> _WHAT YOU ARE ASKED TO DO_
Exclude the pictures, then copy all remaining records exactly.

(Collection entries)
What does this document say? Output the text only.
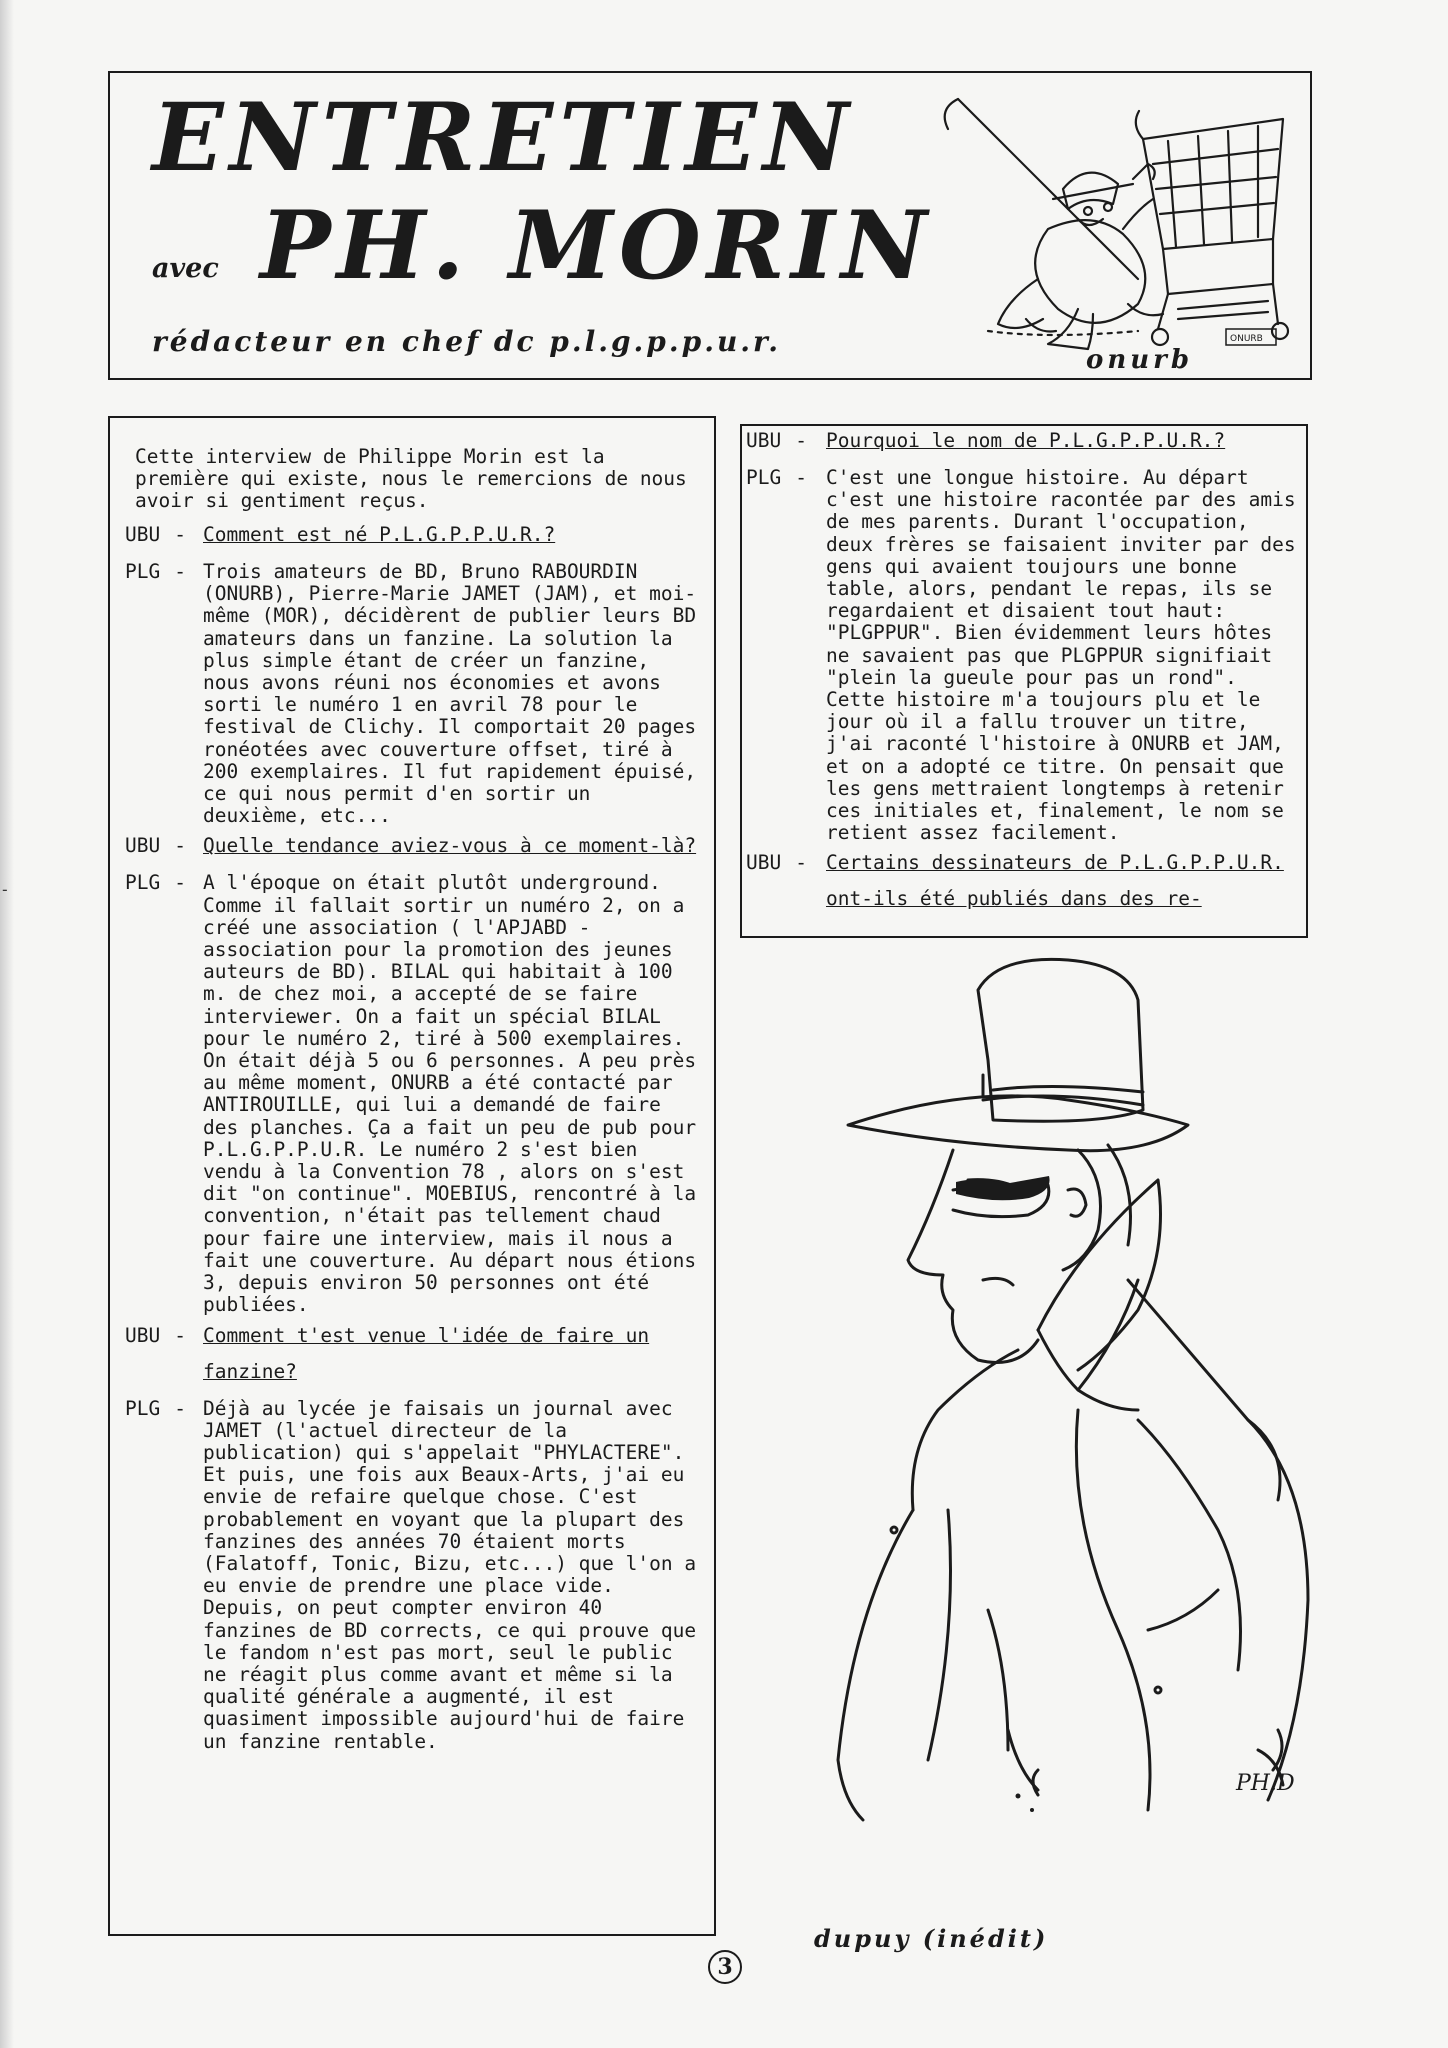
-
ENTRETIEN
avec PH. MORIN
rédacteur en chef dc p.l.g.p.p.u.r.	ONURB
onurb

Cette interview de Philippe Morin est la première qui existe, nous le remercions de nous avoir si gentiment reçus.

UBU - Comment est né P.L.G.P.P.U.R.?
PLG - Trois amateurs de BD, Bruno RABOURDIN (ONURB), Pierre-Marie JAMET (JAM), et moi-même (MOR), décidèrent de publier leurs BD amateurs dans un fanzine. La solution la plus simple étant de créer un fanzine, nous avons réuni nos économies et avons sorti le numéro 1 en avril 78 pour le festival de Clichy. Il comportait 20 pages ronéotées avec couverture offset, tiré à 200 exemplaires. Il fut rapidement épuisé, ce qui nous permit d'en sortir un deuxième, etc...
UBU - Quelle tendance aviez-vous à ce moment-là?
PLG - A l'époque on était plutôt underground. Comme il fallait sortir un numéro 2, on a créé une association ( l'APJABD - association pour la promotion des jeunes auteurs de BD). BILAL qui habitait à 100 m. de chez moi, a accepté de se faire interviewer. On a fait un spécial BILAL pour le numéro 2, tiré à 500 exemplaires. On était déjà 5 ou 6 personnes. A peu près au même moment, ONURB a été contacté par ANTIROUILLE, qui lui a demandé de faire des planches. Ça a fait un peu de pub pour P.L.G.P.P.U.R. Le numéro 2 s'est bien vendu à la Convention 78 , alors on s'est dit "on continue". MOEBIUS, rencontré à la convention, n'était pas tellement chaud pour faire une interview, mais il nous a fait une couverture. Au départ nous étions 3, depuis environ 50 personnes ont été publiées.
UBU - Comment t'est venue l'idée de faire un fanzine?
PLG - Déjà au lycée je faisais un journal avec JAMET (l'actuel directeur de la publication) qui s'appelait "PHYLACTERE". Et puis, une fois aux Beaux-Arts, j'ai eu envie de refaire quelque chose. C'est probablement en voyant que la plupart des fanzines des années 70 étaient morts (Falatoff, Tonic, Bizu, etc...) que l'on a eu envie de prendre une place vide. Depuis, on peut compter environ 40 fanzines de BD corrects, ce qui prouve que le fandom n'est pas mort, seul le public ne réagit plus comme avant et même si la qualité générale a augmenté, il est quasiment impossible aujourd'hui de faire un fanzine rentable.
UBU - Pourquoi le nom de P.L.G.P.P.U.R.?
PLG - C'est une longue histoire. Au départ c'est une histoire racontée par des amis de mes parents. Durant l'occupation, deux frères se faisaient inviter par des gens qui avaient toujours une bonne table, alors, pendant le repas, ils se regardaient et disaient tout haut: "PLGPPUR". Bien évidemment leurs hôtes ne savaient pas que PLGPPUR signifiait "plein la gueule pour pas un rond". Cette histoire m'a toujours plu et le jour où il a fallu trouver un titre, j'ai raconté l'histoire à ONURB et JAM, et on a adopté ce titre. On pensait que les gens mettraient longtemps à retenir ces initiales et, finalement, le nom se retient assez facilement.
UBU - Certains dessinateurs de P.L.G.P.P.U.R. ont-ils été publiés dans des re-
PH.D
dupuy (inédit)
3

> _FULL OUTPUT_
What does this document say? Output the text only.
-
ENTRETIEN
avec PH. MORIN
rédacteur en chef dc p.l.g.p.p.u.r.	ONURB
onurb

Cette interview de Philippe Morin est la première qui existe, nous le remercions de nous avoir si gentiment reçus.

UBU - Comment est né P.L.G.P.P.U.R.?
PLG - Trois amateurs de BD, Bruno RABOURDIN (ONURB), Pierre-Marie JAMET (JAM), et moi-même (MOR), décidèrent de publier leurs BD amateurs dans un fanzine. La solution la plus simple étant de créer un fanzine, nous avons réuni nos économies et avons sorti le numéro 1 en avril 78 pour le festival de Clichy. Il comportait 20 pages ronéotées avec couverture offset, tiré à 200 exemplaires. Il fut rapidement épuisé, ce qui nous permit d'en sortir un deuxième, etc...
UBU - Quelle tendance aviez-vous à ce moment-là?
PLG - A l'époque on était plutôt underground. Comme il fallait sortir un numéro 2, on a créé une association ( l'APJABD - association pour la promotion des jeunes auteurs de BD). BILAL qui habitait à 100 m. de chez moi, a accepté de se faire interviewer. On a fait un spécial BILAL pour le numéro 2, tiré à 500 exemplaires. On était déjà 5 ou 6 personnes. A peu près au même moment, ONURB a été contacté par ANTIROUILLE, qui lui a demandé de faire des planches. Ça a fait un peu de pub pour P.L.G.P.P.U.R. Le numéro 2 s'est bien vendu à la Convention 78 , alors on s'est dit "on continue". MOEBIUS, rencontré à la convention, n'était pas tellement chaud pour faire une interview, mais il nous a fait une couverture. Au départ nous étions 3, depuis environ 50 personnes ont été publiées.
UBU - Comment t'est venue l'idée de faire un fanzine?
PLG - Déjà au lycée je faisais un journal avec JAMET (l'actuel directeur de la publication) qui s'appelait "PHYLACTERE". Et puis, une fois aux Beaux-Arts, j'ai eu envie de refaire quelque chose. C'est probablement en voyant que la plupart des fanzines des années 70 étaient morts (Falatoff, Tonic, Bizu, etc...) que l'on a eu envie de prendre une place vide. Depuis, on peut compter environ 40 fanzines de BD corrects, ce qui prouve que le fandom n'est pas mort, seul le public ne réagit plus comme avant et même si la qualité générale a augmenté, il est quasiment impossible aujourd'hui de faire un fanzine rentable.
UBU - Pourquoi le nom de P.L.G.P.P.U.R.?
PLG - C'est une longue histoire. Au départ c'est une histoire racontée par des amis de mes parents. Durant l'occupation, deux frères se faisaient inviter par des gens qui avaient toujours une bonne table, alors, pendant le repas, ils se regardaient et disaient tout haut: "PLGPPUR". Bien évidemment leurs hôtes ne savaient pas que PLGPPUR signifiait "plein la gueule pour pas un rond". Cette histoire m'a toujours plu et le jour où il a fallu trouver un titre, j'ai raconté l'histoire à ONURB et JAM, et on a adopté ce titre. On pensait que les gens mettraient longtemps à retenir ces initiales et, finalement, le nom se retient assez facilement.
UBU - Certains dessinateurs de P.L.G.P.P.U.R. ont-ils été publiés dans des re-
PH.D
dupuy (inédit)
3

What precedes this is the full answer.